■ EXERCISE REQUIREMENTS ■
Search the records below for the word "Courts" and show every line where it occurs.

■ MATERIAL TO PROCESS ■
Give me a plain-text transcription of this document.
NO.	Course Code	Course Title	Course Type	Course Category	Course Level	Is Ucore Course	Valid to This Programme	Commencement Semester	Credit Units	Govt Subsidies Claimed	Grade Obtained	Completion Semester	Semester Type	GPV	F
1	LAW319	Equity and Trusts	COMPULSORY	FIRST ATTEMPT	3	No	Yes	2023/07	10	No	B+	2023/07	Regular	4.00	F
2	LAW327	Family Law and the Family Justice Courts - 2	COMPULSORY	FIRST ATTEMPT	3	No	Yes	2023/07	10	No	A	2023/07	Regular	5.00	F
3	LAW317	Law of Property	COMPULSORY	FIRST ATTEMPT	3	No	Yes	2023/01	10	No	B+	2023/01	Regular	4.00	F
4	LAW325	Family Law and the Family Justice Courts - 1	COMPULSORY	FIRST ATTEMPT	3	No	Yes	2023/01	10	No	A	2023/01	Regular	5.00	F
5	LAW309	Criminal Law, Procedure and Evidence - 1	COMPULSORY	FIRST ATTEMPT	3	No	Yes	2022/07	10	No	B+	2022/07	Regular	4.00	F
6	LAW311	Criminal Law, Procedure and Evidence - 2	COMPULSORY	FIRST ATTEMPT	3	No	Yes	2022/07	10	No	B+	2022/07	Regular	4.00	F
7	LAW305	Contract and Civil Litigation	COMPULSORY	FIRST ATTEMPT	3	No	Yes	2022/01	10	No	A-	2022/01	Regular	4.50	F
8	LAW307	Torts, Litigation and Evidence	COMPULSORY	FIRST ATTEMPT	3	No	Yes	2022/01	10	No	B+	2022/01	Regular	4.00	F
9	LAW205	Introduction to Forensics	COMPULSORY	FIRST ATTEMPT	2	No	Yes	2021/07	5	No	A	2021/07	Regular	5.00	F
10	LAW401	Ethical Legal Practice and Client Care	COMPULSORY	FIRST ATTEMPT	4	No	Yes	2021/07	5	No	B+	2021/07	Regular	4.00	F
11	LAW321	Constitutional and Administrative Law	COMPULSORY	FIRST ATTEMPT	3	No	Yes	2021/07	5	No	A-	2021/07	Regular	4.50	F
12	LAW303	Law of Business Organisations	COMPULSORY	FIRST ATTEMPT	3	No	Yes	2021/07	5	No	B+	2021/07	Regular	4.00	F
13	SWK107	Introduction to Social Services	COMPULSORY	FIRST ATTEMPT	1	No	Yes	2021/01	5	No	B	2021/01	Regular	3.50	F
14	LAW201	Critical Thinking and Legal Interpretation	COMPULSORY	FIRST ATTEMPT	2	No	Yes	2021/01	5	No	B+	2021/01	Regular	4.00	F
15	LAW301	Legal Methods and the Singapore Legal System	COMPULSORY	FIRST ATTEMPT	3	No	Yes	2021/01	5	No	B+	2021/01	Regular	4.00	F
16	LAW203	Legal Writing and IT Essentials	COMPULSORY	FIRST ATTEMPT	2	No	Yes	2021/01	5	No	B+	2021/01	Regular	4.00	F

■ PROBLEM SOLUTION ■
2	LAW327	Family Law and the Family Justice Courts - 2	COMPULSORY	FIRST ATTEMPT	3	No	Yes	2023/07	10	No	A	2023/07	Regular	5.00	F
4	LAW325	Family Law and the Family Justice Courts - 1	COMPULSORY	FIRST ATTEMPT	3	No	Yes	2023/01	10	No	A	2023/01	Regular	5.00	F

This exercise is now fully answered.